━━ TESTO FORNITO ━━
Tranne Gesù e, a ruota, Maria, che sono riusciti ad essere già su questa terra quello che volevano e dovevano essere, quello che ab aeterno erano stati chiamati ad essere, tutti gli altri esseri umani, ivi compresi i grandi santi, sono rimasti e restano almeno parzialmente delusi sia per quello che in modo imperfetto sono riusciti o riescono a realizzare sia soprattutto per quello che invece avrebbero voluto o vorrebbero realizzare senza tuttavia riuscirci. Tra i più grandi e santi uomini del mondo, non ce n’è stato e non ci sarà mai uno che alla fine della sua vita potrà dire serenamente come Gesù: “Tutto è compiuto”.
Nessuno, tranne appunto Maria, che non lo disse e non lo pensò per umiltà, ma che avrebbe potuto ben dirlo con gli occhi sorridenti rivolti verso il Padre compiaciuto e “orgoglioso” di lei: era stata sempre infaticabilmente al servizio del suo Dio, aveva compiuto in modo esemplare la missione di dare fisicamente e spiritualmente il Figlio suo divino al mondo in attesa di essere salvato, aveva assecondato completamente Gesù accettando sino in fondo il suo duplice impegnativo destino di Donna e di Madre di Dio e dell’umanità, aveva offerto tutta se stessa a Dio e agli uomini con una devozione e una puntualità impensabili persino per il migliore o la migliore di noi.
━━━
━━ ESTRATTI DAL MATERIALE ━━
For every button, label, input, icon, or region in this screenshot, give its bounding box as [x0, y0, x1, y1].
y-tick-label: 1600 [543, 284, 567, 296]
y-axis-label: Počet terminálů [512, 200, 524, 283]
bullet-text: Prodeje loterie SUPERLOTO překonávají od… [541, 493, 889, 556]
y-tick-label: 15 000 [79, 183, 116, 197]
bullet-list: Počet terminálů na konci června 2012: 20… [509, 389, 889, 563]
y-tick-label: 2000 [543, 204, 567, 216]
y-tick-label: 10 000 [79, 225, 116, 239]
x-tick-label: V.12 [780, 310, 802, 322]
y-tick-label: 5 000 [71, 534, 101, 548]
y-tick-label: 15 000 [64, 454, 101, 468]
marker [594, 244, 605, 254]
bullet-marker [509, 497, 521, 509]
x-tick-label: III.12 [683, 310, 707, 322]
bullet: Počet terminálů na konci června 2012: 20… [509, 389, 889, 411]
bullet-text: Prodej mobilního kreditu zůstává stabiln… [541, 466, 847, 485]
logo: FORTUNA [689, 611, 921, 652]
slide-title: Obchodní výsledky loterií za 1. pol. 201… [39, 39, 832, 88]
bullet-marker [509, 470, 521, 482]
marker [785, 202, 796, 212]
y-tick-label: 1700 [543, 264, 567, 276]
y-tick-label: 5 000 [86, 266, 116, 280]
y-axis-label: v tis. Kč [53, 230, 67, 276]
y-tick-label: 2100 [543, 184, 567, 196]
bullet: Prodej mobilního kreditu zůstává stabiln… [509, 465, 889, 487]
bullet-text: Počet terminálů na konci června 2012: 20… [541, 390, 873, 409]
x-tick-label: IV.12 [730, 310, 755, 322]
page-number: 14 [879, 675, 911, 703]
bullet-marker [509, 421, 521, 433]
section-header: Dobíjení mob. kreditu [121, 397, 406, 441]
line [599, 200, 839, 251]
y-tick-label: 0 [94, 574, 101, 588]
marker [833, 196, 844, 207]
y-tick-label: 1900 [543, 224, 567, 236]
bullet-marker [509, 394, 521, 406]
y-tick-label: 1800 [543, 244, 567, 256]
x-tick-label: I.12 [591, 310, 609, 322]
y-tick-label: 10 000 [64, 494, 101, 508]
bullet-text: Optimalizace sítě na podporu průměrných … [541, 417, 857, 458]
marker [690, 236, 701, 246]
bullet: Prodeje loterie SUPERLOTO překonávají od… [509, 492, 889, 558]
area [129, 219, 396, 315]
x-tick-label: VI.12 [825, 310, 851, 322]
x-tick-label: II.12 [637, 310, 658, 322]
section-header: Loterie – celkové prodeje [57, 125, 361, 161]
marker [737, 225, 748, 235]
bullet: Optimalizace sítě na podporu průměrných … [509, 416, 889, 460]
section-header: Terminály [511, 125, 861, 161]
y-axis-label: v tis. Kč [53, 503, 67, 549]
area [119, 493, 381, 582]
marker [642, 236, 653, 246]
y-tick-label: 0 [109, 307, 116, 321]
━━━
● CONSEGNA: Trascrivi fedelmente il passo del testo su Gesù e Maria che va da "Nessuno, tranne appunto" fino a "migliore di noi." incluso. Il materiale non ha alcun legame con il testo.

● RISULTATO:
Nessuno, tranne appunto Maria, che non lo disse e non lo pensò per umiltà, ma che avrebbe potuto ben dirlo con gli occhi sorridenti rivolti verso il Padre compiaciuto e “orgoglioso” di lei: era stata sempre infaticabilmente al servizio del suo Dio, aveva compiuto in modo esemplare la missione di dare fisicamente e spiritualmente il Figlio suo divino al mondo in attesa di essere salvato, aveva assecondato completamente Gesù accettando sino in fondo il suo duplice impegnativo destino di Donna e di Madre di Dio e dell’umanità, aveva offerto tutta se stessa a Dio e agli uomini con una devozione e una puntualità impensabili persino per il migliore o la migliore di noi.